- **Data records**:
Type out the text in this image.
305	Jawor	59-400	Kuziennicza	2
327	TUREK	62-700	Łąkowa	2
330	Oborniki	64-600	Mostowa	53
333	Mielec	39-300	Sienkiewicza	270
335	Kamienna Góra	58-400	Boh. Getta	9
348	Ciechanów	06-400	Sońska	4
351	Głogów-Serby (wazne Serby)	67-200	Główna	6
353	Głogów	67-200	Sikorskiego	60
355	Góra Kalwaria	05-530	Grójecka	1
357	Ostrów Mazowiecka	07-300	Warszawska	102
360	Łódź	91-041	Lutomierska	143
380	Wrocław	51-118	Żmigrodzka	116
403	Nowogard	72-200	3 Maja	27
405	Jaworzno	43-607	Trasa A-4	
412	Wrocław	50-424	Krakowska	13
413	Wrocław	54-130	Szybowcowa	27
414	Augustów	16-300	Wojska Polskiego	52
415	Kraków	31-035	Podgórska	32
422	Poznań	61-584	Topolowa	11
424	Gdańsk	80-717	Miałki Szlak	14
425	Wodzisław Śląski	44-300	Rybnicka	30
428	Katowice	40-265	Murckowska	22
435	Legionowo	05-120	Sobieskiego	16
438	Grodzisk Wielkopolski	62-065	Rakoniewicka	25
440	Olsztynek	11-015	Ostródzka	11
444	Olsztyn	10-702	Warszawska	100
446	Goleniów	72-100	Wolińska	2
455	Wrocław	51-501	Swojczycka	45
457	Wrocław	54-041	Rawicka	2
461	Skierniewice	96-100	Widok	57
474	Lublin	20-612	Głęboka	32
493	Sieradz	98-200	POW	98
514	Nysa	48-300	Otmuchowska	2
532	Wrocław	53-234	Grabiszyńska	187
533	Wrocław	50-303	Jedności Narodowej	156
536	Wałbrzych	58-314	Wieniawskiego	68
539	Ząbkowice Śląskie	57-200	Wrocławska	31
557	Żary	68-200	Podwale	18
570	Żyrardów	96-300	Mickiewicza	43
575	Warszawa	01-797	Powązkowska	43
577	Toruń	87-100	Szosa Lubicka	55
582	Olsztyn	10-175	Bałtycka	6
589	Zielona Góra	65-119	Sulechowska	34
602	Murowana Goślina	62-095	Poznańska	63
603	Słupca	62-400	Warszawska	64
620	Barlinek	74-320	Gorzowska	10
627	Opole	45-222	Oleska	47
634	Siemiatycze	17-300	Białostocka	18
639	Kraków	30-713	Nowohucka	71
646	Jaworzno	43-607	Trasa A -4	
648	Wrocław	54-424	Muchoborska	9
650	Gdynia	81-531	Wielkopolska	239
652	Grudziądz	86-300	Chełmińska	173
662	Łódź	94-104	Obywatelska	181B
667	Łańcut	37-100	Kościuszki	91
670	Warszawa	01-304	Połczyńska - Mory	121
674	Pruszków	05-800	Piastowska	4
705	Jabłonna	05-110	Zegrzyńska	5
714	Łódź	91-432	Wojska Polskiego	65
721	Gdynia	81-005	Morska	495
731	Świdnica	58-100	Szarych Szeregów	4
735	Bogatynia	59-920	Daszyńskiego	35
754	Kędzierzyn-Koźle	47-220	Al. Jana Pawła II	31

- **Stated goal**: Reproduce every line of the material above exactly.

- **Full response**:
Type out the text in this image.
305	Jawor	59-400	Kuziennicza	2
327	TUREK	62-700	Łąkowa	2
330	Oborniki	64-600	Mostowa	53
333	Mielec	39-300	Sienkiewicza	270
335	Kamienna Góra	58-400	Boh. Getta	9
348	Ciechanów	06-400	Sońska	4
351	Głogów-Serby (wazne Serby)	67-200	Główna	6
353	Głogów	67-200	Sikorskiego	60
355	Góra Kalwaria	05-530	Grójecka	1
357	Ostrów Mazowiecka	07-300	Warszawska	102
360	Łódź	91-041	Lutomierska	143
380	Wrocław	51-118	Żmigrodzka	116
403	Nowogard	72-200	3 Maja	27
405	Jaworzno	43-607	Trasa A-4	
412	Wrocław	50-424	Krakowska	13
413	Wrocław	54-130	Szybowcowa	27
414	Augustów	16-300	Wojska Polskiego	52
415	Kraków	31-035	Podgórska	32
422	Poznań	61-584	Topolowa	11
424	Gdańsk	80-717	Miałki Szlak	14
425	Wodzisław Śląski	44-300	Rybnicka	30
428	Katowice	40-265	Murckowska	22
435	Legionowo	05-120	Sobieskiego	16
438	Grodzisk Wielkopolski	62-065	Rakoniewicka	25
440	Olsztynek	11-015	Ostródzka	11
444	Olsztyn	10-702	Warszawska	100
446	Goleniów	72-100	Wolińska	2
455	Wrocław	51-501	Swojczycka	45
457	Wrocław	54-041	Rawicka	2
461	Skierniewice	96-100	Widok	57
474	Lublin	20-612	Głęboka	32
493	Sieradz	98-200	POW	98
514	Nysa	48-300	Otmuchowska	2
532	Wrocław	53-234	Grabiszyńska	187
533	Wrocław	50-303	Jedności Narodowej	156
536	Wałbrzych	58-314	Wieniawskiego	68
539	Ząbkowice Śląskie	57-200	Wrocławska	31
557	Żary	68-200	Podwale	18
570	Żyrardów	96-300	Mickiewicza	43
575	Warszawa	01-797	Powązkowska	43
577	Toruń	87-100	Szosa Lubicka	55
582	Olsztyn	10-175	Bałtycka	6
589	Zielona Góra	65-119	Sulechowska	34
602	Murowana Goślina	62-095	Poznańska	63
603	Słupca	62-400	Warszawska	64
620	Barlinek	74-320	Gorzowska	10
627	Opole	45-222	Oleska	47
634	Siemiatycze	17-300	Białostocka	18
639	Kraków	30-713	Nowohucka	71
646	Jaworzno	43-607	Trasa A -4	
648	Wrocław	54-424	Muchoborska	9
650	Gdynia	81-531	Wielkopolska	239
652	Grudziądz	86-300	Chełmińska	173
662	Łódź	94-104	Obywatelska	181B
667	Łańcut	37-100	Kościuszki	91
670	Warszawa	01-304	Połczyńska - Mory	121
674	Pruszków	05-800	Piastowska	4
705	Jabłonna	05-110	Zegrzyńska	5
714	Łódź	91-432	Wojska Polskiego	65
721	Gdynia	81-005	Morska	495
731	Świdnica	58-100	Szarych Szeregów	4
735	Bogatynia	59-920	Daszyńskiego	35
754	Kędzierzyn-Koźle	47-220	Al. Jana Pawła II	31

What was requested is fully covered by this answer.